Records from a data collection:
■ ■ ■

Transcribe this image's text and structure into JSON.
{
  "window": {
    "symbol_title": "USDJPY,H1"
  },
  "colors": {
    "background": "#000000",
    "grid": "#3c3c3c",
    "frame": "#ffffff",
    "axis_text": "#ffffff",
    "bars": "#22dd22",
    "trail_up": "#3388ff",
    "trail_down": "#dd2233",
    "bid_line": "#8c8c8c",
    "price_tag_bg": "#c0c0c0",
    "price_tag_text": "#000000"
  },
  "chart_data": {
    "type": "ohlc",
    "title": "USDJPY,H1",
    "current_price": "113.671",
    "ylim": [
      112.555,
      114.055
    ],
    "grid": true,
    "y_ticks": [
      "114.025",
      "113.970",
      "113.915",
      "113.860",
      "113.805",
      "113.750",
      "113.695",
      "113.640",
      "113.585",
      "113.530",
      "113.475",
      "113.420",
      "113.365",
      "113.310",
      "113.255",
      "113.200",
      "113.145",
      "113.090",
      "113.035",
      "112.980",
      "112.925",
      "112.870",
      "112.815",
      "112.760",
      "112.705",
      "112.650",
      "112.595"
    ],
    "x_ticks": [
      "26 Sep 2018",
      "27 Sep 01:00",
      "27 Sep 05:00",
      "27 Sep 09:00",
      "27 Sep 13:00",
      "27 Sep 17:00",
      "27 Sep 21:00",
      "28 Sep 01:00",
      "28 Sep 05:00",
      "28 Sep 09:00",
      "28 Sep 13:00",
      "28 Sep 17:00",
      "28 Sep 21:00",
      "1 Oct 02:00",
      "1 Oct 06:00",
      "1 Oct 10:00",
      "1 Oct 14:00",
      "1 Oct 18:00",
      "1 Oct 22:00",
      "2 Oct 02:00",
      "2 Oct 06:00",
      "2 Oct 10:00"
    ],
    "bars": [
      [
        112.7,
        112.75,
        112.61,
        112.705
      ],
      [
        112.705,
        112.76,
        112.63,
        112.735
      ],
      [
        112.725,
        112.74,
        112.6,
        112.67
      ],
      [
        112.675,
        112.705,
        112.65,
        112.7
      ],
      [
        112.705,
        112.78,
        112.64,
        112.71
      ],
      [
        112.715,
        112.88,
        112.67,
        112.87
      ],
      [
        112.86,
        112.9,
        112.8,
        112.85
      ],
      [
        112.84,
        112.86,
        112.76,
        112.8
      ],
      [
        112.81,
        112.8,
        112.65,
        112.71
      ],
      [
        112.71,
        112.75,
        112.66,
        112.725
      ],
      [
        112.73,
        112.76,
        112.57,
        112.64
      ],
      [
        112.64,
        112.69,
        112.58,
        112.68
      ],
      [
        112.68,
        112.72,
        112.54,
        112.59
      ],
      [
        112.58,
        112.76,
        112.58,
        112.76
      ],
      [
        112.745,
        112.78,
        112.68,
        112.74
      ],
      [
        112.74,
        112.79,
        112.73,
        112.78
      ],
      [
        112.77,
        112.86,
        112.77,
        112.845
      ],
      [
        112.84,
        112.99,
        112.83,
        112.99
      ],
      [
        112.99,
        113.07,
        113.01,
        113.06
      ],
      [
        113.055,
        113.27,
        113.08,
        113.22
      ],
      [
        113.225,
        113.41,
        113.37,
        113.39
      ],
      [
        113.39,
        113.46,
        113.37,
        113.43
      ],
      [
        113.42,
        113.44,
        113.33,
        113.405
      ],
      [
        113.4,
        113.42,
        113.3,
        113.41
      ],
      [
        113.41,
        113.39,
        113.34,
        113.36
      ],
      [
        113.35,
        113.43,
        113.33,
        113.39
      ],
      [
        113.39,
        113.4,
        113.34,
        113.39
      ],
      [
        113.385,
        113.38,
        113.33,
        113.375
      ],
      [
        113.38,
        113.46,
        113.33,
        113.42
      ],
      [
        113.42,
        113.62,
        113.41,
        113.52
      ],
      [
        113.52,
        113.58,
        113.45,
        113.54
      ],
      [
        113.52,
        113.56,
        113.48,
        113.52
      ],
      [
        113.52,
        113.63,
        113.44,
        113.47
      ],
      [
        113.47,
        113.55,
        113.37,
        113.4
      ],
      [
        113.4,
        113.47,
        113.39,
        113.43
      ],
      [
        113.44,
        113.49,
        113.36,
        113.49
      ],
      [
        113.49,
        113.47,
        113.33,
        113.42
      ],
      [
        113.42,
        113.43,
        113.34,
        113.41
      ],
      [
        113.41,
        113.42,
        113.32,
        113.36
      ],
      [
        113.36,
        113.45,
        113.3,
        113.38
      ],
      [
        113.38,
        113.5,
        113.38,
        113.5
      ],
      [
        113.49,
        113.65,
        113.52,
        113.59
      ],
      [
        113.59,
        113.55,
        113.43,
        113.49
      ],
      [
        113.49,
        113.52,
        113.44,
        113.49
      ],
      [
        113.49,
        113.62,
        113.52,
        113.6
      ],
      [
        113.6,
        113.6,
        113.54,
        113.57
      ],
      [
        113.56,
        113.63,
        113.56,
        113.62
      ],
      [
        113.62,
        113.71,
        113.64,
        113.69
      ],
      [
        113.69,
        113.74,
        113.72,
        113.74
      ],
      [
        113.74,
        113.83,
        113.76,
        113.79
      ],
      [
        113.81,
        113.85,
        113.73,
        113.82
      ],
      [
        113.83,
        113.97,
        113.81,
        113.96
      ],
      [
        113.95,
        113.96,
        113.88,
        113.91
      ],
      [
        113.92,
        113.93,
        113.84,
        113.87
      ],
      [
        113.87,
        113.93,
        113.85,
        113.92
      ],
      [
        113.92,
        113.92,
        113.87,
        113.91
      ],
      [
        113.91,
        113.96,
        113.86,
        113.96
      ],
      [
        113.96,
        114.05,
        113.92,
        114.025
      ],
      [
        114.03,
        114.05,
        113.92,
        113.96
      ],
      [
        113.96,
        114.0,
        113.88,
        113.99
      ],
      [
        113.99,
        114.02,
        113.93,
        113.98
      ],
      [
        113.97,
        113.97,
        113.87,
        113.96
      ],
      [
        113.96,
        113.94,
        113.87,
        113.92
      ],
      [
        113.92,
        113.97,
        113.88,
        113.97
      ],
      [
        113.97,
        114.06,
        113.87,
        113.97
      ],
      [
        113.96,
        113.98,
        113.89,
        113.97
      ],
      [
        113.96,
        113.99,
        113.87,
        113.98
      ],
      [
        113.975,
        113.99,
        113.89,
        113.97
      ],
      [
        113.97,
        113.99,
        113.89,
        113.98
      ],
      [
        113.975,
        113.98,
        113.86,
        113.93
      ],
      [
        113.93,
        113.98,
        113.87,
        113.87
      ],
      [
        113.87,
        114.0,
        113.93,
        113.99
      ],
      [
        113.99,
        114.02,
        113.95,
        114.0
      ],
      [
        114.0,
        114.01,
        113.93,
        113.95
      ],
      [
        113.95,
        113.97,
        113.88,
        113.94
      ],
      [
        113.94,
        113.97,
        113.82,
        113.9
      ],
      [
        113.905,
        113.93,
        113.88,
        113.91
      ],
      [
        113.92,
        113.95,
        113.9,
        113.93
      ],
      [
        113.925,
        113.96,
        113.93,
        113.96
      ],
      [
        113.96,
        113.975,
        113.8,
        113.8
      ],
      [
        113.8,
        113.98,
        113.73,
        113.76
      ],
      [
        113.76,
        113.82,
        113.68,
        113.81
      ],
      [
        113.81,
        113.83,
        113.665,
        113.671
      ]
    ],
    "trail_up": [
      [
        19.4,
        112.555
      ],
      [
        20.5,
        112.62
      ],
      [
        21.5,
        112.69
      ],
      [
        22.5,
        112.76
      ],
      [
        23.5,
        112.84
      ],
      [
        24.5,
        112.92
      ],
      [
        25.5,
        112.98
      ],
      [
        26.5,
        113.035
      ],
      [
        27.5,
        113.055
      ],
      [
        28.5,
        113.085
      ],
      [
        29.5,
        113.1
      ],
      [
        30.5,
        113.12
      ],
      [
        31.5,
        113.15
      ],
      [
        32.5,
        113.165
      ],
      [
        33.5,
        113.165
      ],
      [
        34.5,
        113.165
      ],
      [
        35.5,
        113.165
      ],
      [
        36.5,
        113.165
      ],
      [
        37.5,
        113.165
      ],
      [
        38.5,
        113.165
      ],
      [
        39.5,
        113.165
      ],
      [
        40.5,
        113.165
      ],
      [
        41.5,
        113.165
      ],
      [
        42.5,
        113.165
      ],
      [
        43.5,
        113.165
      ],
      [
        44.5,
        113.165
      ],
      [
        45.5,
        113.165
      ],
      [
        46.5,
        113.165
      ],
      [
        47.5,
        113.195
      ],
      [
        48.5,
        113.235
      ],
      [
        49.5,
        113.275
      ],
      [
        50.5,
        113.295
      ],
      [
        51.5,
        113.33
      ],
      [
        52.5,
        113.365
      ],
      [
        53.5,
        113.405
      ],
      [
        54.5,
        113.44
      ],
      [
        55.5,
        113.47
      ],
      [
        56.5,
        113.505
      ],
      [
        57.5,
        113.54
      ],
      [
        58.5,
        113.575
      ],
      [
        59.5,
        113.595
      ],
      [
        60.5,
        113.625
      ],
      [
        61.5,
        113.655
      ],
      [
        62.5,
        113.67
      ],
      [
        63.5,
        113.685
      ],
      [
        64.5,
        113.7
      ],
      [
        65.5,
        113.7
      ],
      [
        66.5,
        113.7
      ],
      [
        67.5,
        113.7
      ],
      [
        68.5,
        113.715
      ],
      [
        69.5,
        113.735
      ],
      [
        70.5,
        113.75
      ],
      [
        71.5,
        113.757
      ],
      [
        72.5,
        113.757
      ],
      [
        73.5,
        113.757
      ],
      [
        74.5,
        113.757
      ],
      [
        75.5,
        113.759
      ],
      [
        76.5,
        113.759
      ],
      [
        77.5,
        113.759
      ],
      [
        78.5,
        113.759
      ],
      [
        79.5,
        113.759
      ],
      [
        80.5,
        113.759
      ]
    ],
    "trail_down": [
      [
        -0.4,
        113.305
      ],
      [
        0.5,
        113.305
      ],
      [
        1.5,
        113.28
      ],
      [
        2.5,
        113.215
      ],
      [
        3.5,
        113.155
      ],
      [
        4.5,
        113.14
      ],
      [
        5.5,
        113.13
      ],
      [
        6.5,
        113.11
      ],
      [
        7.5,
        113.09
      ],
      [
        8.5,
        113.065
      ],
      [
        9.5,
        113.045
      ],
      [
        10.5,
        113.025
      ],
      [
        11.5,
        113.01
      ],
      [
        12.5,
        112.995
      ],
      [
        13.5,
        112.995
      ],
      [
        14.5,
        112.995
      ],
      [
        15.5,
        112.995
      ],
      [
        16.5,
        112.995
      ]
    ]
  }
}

■ ■ ■

▸ Directions
Find the string "USDJPY" in the listing and return every line that holds it.

▸ Worked solution
    "symbol_title": "USDJPY,H1"
    "title": "USDJPY,H1",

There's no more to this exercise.